Source passage:

┌────────

Space warfare: the next step

The U.S. has trouble defending its satellites.

SmartPlanet's Boonsri Dickinson today cited a story about the proliferation of space junk -- pieces of debris as large as school buses that orbit the Earth and endanger our satellites, which they vastly outnumber by 3,700 to 11.

According to one story, the Pentagon warned Congress a couple of months ago that space is becoming so congested, our commercial and military satellites and even the lives of our astronauts may be endangered. (Russian and American satellites actually collided last year)

Then there were stories last week about a rogue communications satellite that broke out of its orbit and came perilously close to another satellite, threatening to interfere with or end cable TV service in large parts of the U.S. (Nothing has happened so far).

But to Forrest Morgan at the Rand Corporation's Project Air Force, all of this is part of a larger problem. We can't defend our satellites, says Morgan, a retired Air Force Lieutenant Colonel, because we lack what the military calls "space situational awareness" -- the ability to know what's in front, behind, above or below our satellites, which are basically floating robots whose problems may take months to diagnose, if they can be diagnosed at all.

└────────

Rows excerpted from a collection
┌────────

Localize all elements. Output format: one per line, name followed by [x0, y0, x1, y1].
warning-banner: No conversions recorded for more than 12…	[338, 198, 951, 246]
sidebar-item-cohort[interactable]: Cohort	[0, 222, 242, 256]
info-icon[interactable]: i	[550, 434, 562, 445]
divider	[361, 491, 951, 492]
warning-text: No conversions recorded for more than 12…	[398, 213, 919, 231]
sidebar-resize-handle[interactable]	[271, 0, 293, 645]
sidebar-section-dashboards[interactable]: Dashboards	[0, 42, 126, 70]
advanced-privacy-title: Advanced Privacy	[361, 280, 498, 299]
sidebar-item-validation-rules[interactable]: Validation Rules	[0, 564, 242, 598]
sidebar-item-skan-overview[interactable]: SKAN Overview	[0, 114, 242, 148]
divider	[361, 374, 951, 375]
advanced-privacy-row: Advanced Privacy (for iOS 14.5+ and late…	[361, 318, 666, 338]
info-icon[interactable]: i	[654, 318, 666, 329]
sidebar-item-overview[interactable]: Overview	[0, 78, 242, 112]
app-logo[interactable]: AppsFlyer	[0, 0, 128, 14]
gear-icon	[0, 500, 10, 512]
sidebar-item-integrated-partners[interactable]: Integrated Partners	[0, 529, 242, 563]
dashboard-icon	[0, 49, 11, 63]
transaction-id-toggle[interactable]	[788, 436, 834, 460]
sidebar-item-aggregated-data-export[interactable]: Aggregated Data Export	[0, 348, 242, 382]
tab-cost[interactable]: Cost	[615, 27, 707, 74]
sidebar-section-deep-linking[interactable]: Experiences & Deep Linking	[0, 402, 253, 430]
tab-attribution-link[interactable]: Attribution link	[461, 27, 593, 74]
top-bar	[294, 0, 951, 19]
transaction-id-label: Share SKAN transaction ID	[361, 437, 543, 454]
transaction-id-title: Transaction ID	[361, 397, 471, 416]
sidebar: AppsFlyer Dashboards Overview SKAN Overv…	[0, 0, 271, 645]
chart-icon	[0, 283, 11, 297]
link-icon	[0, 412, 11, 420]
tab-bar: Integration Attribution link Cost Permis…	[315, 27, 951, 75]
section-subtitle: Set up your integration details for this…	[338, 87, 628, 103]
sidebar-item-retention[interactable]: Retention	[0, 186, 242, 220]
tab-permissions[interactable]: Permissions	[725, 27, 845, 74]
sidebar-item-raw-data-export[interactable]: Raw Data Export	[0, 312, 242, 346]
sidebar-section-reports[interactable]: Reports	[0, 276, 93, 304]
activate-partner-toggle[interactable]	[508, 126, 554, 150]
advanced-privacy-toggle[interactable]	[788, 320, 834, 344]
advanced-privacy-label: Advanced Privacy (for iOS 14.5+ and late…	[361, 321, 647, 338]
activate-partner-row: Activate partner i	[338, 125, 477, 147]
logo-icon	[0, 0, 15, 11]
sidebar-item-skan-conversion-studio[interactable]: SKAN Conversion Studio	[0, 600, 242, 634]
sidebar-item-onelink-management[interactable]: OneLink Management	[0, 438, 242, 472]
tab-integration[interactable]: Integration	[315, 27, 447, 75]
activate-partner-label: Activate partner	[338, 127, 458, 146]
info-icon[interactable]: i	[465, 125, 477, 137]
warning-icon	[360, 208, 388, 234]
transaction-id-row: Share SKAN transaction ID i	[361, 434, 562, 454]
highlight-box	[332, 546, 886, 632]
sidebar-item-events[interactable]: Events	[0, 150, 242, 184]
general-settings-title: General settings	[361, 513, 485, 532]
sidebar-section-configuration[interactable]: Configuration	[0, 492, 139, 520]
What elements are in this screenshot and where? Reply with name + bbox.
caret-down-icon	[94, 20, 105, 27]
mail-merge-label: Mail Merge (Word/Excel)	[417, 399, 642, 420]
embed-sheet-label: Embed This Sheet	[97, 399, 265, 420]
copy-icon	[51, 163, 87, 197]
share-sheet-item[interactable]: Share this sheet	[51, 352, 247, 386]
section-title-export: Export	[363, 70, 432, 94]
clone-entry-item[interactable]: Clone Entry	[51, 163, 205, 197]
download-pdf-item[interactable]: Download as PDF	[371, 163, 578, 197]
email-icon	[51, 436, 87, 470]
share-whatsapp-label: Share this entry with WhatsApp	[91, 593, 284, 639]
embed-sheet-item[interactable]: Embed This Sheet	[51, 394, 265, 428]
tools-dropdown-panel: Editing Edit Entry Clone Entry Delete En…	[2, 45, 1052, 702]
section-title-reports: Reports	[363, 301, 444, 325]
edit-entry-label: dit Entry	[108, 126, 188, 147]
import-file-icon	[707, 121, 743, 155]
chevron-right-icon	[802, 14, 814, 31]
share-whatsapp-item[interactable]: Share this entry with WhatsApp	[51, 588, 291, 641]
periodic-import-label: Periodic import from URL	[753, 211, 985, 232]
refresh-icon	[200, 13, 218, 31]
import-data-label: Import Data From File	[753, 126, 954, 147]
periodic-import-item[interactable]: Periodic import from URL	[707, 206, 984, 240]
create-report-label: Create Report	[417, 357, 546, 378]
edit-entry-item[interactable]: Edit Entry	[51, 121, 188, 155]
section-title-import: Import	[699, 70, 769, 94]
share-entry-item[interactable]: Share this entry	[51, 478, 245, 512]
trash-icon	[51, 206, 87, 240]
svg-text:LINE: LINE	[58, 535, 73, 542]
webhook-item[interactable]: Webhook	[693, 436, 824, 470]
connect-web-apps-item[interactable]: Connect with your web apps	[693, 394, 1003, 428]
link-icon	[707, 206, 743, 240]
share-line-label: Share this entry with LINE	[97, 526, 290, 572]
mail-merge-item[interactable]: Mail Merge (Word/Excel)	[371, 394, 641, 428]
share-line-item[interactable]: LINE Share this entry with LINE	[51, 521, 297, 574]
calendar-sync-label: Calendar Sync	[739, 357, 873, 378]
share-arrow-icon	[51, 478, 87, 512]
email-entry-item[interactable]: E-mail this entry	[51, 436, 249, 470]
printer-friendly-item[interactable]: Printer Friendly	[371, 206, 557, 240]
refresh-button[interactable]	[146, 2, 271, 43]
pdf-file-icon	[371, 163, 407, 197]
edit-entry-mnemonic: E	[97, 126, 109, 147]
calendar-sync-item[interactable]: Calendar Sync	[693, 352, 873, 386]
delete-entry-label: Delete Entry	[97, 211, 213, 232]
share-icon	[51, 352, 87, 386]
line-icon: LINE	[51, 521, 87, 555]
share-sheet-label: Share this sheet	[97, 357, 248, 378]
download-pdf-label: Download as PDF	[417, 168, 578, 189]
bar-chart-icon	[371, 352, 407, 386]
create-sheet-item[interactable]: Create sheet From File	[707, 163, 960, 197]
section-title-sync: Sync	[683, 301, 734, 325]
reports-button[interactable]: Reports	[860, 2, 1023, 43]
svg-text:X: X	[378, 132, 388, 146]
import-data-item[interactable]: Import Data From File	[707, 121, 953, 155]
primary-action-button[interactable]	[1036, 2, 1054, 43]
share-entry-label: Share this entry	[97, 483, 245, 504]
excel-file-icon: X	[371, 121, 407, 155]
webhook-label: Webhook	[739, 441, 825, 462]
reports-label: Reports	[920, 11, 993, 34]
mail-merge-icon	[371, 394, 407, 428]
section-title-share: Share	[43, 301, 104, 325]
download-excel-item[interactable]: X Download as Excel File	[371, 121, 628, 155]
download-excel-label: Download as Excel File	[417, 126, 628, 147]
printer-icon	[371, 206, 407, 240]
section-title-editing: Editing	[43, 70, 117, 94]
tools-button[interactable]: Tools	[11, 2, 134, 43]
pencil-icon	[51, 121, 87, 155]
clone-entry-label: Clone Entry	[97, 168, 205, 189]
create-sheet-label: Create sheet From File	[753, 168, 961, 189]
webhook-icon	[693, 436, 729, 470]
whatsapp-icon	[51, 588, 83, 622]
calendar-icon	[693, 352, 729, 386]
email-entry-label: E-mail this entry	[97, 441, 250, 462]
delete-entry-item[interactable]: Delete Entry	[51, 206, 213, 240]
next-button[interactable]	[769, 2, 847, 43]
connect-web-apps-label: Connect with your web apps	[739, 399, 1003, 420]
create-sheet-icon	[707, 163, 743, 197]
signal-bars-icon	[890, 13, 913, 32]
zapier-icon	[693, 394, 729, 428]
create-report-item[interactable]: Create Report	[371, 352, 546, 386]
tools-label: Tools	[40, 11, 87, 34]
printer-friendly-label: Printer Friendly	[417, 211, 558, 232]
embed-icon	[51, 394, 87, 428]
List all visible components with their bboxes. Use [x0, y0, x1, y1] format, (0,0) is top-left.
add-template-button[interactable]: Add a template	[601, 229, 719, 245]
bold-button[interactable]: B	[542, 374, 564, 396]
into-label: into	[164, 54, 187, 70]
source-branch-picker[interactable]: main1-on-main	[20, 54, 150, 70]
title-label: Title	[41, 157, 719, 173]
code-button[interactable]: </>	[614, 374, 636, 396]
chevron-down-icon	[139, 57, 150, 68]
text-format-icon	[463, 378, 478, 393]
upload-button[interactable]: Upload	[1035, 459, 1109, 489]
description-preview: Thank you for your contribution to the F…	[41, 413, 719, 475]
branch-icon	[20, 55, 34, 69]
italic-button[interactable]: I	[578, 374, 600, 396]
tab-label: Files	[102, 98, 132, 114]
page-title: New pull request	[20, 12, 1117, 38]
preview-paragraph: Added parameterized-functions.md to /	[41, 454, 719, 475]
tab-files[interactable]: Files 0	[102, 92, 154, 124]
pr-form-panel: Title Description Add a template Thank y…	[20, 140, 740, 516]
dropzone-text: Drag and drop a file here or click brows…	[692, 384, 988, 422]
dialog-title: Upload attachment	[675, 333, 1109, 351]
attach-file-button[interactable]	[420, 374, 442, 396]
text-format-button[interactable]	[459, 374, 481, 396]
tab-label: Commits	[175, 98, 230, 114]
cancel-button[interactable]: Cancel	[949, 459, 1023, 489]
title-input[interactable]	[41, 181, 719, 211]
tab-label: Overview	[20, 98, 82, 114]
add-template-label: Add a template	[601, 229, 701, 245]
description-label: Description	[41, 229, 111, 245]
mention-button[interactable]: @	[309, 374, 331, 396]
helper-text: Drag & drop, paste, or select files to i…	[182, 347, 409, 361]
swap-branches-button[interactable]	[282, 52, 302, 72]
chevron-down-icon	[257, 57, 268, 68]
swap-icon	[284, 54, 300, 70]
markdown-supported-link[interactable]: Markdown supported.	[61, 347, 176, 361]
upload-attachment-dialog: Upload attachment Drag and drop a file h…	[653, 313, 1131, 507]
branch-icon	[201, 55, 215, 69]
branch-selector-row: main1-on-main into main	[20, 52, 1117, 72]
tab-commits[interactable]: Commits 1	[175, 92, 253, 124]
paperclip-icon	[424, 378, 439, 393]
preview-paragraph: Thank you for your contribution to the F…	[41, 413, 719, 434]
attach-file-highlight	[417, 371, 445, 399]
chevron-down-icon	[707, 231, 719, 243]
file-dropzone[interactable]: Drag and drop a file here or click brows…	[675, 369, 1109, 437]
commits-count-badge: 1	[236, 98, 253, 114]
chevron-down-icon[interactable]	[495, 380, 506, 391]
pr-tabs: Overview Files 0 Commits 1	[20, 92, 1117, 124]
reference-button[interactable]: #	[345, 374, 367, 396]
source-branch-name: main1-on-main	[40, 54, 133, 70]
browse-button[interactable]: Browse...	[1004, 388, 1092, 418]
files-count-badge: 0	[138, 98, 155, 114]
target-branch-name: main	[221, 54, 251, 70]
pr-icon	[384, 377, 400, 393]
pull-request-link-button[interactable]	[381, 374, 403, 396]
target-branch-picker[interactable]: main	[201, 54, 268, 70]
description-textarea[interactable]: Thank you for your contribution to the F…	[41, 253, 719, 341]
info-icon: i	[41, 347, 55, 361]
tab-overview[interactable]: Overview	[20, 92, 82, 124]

└────────

Exercise prompt: Could you write what comes next in the space warfare article, picking up after its last sentence about Forrest Morgan and "space situational awareness"?

Response to this task:
When something happens to a satellite, Morgan says, "We don’t know honestly whether something just failed, or if it's a natural event like charging from the Van Allen belts, or solar radiation, or a collision with debris..The first question is, 'Did somebody do this to us?'

"Until recently we didn't have the computational ability to do calculations on pieces of debris against all our satellites...There are thousands of objects in the satellite catalog that we track, and we're recalculating orbits every minute of every day as they evolve and change. It's a tremendous computational challenge."

A recent and dangerous addition to this mix is the appearance of unfriendly countries with nuclear capabilities and ballistic missile launchers that might try to gain an advantage by attacking American satellites or each other's. The Air Force is concerned enough that Morgan just finished a report for them (see below) outlining the first steps the U.S. could take to deter attacks and defend itself.

Not all satellites are equal targets -- global positioning systems and weather satellites are pretty safe because not much can be gained by knocking them out, and the privatization of space when it comes to war is both good and bad. Private satellites are less rugged and hardened than military satellites and may be easier to attack, but they're also likely to be used by several countries, which makes them politically sensitive.

In general, though, the more the U.S. relies on space -- for communications, terrestrial warfare, and even colonization -- the more dangerous a place it becomes.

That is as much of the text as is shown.